_What you need to do_
Note each line of the listing that contains the string "color", and copy it.

_The input_
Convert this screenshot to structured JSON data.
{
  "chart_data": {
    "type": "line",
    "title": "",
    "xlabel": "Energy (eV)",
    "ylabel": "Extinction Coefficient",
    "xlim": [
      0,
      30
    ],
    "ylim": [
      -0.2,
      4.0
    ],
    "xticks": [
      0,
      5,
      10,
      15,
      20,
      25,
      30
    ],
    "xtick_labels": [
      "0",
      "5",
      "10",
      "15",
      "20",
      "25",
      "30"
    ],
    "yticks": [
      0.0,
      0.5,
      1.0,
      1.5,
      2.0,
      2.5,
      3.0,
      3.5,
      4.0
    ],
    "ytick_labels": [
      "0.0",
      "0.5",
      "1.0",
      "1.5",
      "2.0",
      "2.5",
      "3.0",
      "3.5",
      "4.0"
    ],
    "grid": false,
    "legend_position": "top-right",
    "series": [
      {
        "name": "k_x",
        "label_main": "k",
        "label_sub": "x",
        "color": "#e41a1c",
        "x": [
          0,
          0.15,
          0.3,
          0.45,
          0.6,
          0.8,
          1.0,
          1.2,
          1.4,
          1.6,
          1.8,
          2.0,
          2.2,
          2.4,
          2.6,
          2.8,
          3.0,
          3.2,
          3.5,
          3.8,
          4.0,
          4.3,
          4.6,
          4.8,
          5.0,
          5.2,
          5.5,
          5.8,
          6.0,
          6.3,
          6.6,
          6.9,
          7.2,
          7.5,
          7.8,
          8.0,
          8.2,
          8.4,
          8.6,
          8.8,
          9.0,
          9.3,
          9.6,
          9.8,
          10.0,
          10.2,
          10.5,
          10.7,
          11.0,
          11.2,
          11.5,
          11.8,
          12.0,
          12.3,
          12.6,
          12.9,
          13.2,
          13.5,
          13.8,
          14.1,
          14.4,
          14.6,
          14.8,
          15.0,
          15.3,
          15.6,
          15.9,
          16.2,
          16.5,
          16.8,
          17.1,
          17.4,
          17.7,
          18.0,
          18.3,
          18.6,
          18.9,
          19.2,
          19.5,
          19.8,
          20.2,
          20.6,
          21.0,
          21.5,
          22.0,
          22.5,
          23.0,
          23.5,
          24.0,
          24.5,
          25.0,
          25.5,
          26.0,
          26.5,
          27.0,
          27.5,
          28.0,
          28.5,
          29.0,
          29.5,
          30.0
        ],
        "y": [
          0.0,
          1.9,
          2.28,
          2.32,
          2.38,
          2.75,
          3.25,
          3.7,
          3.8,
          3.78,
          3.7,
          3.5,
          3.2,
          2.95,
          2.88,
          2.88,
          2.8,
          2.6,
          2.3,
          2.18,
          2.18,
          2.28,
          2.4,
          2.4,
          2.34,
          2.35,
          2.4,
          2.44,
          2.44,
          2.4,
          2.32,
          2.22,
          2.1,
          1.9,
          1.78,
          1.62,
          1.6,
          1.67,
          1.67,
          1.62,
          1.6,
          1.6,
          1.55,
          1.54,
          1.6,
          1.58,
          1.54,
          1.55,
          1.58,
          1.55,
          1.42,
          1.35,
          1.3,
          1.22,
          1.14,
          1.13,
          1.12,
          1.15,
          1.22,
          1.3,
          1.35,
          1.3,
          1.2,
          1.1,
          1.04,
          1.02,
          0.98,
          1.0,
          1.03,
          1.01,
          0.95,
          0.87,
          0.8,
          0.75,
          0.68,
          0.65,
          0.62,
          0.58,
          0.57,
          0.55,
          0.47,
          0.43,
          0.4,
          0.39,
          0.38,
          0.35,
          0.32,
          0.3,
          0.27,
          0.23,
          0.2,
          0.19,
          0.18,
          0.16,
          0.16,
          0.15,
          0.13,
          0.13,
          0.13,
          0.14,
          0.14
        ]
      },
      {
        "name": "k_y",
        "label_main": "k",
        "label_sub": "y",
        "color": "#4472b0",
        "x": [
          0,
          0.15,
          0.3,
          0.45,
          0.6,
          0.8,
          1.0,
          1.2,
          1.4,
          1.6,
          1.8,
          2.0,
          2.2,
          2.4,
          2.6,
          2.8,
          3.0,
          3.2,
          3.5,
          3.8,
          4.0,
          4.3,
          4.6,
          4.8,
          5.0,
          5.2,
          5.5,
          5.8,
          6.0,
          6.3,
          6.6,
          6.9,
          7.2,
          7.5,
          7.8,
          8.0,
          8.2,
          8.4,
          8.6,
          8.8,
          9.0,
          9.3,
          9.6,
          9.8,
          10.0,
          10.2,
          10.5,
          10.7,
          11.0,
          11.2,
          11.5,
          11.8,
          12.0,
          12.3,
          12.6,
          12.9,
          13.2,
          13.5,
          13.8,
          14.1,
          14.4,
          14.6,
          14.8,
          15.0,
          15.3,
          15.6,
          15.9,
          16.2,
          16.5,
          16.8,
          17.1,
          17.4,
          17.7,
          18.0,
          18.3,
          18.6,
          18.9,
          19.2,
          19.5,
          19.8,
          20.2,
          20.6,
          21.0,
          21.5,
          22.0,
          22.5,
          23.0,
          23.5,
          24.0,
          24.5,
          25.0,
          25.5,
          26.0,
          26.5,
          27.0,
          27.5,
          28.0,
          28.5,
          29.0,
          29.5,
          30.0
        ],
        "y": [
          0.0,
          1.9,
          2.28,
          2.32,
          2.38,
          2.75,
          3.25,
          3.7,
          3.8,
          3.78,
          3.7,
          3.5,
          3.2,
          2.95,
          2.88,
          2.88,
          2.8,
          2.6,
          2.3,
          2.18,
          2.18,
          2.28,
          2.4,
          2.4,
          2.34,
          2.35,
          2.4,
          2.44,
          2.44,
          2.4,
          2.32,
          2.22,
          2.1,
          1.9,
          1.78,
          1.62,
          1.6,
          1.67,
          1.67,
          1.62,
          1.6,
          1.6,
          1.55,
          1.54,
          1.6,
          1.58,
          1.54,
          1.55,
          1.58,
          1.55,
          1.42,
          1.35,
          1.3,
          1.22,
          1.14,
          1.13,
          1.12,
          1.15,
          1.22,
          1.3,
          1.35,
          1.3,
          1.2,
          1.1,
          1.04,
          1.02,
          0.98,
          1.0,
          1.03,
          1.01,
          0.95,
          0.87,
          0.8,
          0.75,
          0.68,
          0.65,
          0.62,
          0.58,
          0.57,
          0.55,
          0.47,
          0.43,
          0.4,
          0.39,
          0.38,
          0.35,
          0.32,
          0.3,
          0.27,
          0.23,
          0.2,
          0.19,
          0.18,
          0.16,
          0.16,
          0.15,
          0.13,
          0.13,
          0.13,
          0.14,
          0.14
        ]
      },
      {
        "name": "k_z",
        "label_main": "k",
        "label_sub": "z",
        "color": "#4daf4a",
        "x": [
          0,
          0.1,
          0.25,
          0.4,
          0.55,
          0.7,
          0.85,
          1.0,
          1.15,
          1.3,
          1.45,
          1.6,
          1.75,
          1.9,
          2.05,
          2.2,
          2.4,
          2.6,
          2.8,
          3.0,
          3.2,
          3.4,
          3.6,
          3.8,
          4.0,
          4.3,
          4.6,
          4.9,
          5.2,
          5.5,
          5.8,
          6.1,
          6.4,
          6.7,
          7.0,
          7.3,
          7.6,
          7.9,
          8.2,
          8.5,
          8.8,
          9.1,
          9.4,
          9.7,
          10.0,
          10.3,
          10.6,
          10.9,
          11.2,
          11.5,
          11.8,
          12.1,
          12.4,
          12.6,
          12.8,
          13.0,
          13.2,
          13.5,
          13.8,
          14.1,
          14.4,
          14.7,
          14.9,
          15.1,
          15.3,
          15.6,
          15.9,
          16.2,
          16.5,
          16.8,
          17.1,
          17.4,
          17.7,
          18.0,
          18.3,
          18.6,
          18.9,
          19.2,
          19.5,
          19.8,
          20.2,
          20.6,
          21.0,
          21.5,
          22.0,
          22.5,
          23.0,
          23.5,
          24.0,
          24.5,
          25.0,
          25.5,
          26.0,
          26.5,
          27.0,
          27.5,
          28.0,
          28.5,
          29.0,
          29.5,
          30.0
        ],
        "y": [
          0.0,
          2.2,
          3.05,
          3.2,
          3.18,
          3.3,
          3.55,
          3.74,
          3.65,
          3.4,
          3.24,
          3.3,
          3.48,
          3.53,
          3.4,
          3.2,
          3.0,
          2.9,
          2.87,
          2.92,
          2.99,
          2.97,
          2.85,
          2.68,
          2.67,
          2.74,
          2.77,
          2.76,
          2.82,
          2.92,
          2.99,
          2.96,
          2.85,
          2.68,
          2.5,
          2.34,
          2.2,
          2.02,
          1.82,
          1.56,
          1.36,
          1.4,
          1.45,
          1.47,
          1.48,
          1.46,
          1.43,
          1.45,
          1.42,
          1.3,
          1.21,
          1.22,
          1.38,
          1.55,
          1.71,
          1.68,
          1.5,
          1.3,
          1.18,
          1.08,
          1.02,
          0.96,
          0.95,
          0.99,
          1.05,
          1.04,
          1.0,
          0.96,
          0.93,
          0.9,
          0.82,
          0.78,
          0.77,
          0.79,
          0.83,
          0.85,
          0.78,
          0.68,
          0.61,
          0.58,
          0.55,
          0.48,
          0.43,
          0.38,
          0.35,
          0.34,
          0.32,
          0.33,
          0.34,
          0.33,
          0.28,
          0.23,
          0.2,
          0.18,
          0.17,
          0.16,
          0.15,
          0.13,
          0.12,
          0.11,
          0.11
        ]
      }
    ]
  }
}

_Solution for this problem_
        "color": "#e41a1c",
        "color": "#4472b0",
        "color": "#4daf4a",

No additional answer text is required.